**WHAT IS ASKED**
Your task is to repeat all of the material exactly.

★ ★ ★ ★

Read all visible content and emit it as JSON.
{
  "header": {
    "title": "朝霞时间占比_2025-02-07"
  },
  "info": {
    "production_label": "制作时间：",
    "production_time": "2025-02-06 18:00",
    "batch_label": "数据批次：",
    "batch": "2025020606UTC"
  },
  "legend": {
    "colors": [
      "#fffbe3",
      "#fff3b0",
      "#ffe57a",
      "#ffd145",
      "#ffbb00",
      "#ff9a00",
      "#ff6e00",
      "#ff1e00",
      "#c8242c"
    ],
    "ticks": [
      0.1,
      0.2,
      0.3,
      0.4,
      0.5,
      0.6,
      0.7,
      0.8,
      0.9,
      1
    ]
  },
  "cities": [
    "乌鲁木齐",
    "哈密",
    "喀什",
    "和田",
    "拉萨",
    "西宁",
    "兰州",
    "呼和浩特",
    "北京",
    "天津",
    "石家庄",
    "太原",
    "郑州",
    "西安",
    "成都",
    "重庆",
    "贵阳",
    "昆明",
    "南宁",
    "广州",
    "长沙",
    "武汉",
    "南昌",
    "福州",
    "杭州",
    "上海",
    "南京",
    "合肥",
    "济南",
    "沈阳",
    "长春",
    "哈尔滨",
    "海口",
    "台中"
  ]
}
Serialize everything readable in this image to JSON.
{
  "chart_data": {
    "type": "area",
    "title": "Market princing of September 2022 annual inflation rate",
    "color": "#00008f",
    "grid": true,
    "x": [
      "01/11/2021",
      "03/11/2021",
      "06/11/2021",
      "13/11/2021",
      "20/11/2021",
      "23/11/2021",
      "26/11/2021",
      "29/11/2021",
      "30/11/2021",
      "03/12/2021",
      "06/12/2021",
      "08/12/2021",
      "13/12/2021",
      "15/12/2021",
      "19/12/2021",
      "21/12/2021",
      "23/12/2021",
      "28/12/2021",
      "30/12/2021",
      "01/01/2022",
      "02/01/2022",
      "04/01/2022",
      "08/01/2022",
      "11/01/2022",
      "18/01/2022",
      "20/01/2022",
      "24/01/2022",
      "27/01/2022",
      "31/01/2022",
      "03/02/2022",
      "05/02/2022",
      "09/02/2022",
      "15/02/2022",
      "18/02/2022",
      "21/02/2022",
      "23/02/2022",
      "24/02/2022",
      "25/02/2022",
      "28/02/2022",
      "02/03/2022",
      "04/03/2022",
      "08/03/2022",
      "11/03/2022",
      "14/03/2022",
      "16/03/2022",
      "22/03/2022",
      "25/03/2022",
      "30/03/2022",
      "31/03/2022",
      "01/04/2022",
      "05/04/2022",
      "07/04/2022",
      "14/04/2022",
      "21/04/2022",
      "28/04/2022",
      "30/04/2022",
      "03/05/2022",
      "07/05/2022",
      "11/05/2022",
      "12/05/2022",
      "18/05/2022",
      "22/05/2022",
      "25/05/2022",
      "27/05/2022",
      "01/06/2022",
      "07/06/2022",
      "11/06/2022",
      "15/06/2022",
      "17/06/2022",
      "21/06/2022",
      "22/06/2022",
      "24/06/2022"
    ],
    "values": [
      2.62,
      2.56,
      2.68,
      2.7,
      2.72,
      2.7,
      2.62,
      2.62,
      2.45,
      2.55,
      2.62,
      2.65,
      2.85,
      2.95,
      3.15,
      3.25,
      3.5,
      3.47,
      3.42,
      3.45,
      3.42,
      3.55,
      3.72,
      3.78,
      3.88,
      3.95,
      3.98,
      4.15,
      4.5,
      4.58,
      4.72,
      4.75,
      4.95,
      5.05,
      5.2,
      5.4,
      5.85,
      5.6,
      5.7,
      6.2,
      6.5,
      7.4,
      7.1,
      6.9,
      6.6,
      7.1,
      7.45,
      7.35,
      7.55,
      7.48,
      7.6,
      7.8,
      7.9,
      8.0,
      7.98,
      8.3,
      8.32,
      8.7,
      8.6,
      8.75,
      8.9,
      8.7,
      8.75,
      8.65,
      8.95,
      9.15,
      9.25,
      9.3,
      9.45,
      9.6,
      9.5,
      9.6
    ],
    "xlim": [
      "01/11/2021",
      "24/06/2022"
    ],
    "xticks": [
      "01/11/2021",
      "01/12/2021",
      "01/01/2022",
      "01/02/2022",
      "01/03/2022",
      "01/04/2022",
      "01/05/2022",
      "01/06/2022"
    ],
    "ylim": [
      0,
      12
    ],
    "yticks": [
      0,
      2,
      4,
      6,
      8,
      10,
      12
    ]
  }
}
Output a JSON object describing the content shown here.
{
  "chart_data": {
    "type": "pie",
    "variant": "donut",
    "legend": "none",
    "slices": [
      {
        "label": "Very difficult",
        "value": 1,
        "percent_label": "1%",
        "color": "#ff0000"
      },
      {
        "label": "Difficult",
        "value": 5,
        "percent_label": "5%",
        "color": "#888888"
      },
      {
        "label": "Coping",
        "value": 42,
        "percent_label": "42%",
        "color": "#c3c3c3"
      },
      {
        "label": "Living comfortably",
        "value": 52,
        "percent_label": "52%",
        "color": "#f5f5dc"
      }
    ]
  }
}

★ ★ ★ ★

**FINISHED TASK**
Read all visible content and emit it as JSON.
{
  "header": {
    "title": "朝霞时间占比_2025-02-07"
  },
  "info": {
    "production_label": "制作时间：",
    "production_time": "2025-02-06 18:00",
    "batch_label": "数据批次：",
    "batch": "2025020606UTC"
  },
  "legend": {
    "colors": [
      "#fffbe3",
      "#fff3b0",
      "#ffe57a",
      "#ffd145",
      "#ffbb00",
      "#ff9a00",
      "#ff6e00",
      "#ff1e00",
      "#c8242c"
    ],
    "ticks": [
      0.1,
      0.2,
      0.3,
      0.4,
      0.5,
      0.6,
      0.7,
      0.8,
      0.9,
      1
    ]
  },
  "cities": [
    "乌鲁木齐",
    "哈密",
    "喀什",
    "和田",
    "拉萨",
    "西宁",
    "兰州",
    "呼和浩特",
    "北京",
    "天津",
    "石家庄",
    "太原",
    "郑州",
    "西安",
    "成都",
    "重庆",
    "贵阳",
    "昆明",
    "南宁",
    "广州",
    "长沙",
    "武汉",
    "南昌",
    "福州",
    "杭州",
    "上海",
    "南京",
    "合肥",
    "济南",
    "沈阳",
    "长春",
    "哈尔滨",
    "海口",
    "台中"
  ]
}
Serialize everything readable in this image to JSON.
{
  "chart_data": {
    "type": "area",
    "title": "Market princing of September 2022 annual inflation rate",
    "color": "#00008f",
    "grid": true,
    "x": [
      "01/11/2021",
      "03/11/2021",
      "06/11/2021",
      "13/11/2021",
      "20/11/2021",
      "23/11/2021",
      "26/11/2021",
      "29/11/2021",
      "30/11/2021",
      "03/12/2021",
      "06/12/2021",
      "08/12/2021",
      "13/12/2021",
      "15/12/2021",
      "19/12/2021",
      "21/12/2021",
      "23/12/2021",
      "28/12/2021",
      "30/12/2021",
      "01/01/2022",
      "02/01/2022",
      "04/01/2022",
      "08/01/2022",
      "11/01/2022",
      "18/01/2022",
      "20/01/2022",
      "24/01/2022",
      "27/01/2022",
      "31/01/2022",
      "03/02/2022",
      "05/02/2022",
      "09/02/2022",
      "15/02/2022",
      "18/02/2022",
      "21/02/2022",
      "23/02/2022",
      "24/02/2022",
      "25/02/2022",
      "28/02/2022",
      "02/03/2022",
      "04/03/2022",
      "08/03/2022",
      "11/03/2022",
      "14/03/2022",
      "16/03/2022",
      "22/03/2022",
      "25/03/2022",
      "30/03/2022",
      "31/03/2022",
      "01/04/2022",
      "05/04/2022",
      "07/04/2022",
      "14/04/2022",
      "21/04/2022",
      "28/04/2022",
      "30/04/2022",
      "03/05/2022",
      "07/05/2022",
      "11/05/2022",
      "12/05/2022",
      "18/05/2022",
      "22/05/2022",
      "25/05/2022",
      "27/05/2022",
      "01/06/2022",
      "07/06/2022",
      "11/06/2022",
      "15/06/2022",
      "17/06/2022",
      "21/06/2022",
      "22/06/2022",
      "24/06/2022"
    ],
    "values": [
      2.62,
      2.56,
      2.68,
      2.7,
      2.72,
      2.7,
      2.62,
      2.62,
      2.45,
      2.55,
      2.62,
      2.65,
      2.85,
      2.95,
      3.15,
      3.25,
      3.5,
      3.47,
      3.42,
      3.45,
      3.42,
      3.55,
      3.72,
      3.78,
      3.88,
      3.95,
      3.98,
      4.15,
      4.5,
      4.58,
      4.72,
      4.75,
      4.95,
      5.05,
      5.2,
      5.4,
      5.85,
      5.6,
      5.7,
      6.2,
      6.5,
      7.4,
      7.1,
      6.9,
      6.6,
      7.1,
      7.45,
      7.35,
      7.55,
      7.48,
      7.6,
      7.8,
      7.9,
      8.0,
      7.98,
      8.3,
      8.32,
      8.7,
      8.6,
      8.75,
      8.9,
      8.7,
      8.75,
      8.65,
      8.95,
      9.15,
      9.25,
      9.3,
      9.45,
      9.6,
      9.5,
      9.6
    ],
    "xlim": [
      "01/11/2021",
      "24/06/2022"
    ],
    "xticks": [
      "01/11/2021",
      "01/12/2021",
      "01/01/2022",
      "01/02/2022",
      "01/03/2022",
      "01/04/2022",
      "01/05/2022",
      "01/06/2022"
    ],
    "ylim": [
      0,
      12
    ],
    "yticks": [
      0,
      2,
      4,
      6,
      8,
      10,
      12
    ]
  }
}
Output a JSON object describing the content shown here.
{
  "chart_data": {
    "type": "pie",
    "variant": "donut",
    "legend": "none",
    "slices": [
      {
        "label": "Very difficult",
        "value": 1,
        "percent_label": "1%",
        "color": "#ff0000"
      },
      {
        "label": "Difficult",
        "value": 5,
        "percent_label": "5%",
        "color": "#888888"
      },
      {
        "label": "Coping",
        "value": 42,
        "percent_label": "42%",
        "color": "#c3c3c3"
      },
      {
        "label": "Living comfortably",
        "value": 52,
        "percent_label": "52%",
        "color": "#f5f5dc"
      }
    ]
  }
}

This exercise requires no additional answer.